Stored items
..........

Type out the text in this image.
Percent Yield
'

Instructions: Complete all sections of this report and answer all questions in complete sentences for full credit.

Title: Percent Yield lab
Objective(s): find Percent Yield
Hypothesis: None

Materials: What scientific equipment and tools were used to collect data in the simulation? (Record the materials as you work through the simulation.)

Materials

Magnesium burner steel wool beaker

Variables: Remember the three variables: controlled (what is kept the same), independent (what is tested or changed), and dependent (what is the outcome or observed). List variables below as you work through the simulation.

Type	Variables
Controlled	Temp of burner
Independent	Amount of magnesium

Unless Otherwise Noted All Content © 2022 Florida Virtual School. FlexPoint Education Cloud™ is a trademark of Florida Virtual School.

..........

• **Set task**: Which lines contain the word "through"? Copy each of them.

• **Full output**:
Materials: What scientific equipment and tools were used to collect data in the simulation? (Record the materials as you work through the simulation.)
Variables: Remember the three variables: controlled (what is kept the same), independent (what is tested or changed), and dependent (what is the outcome or observed). List variables below as you work through the simulation.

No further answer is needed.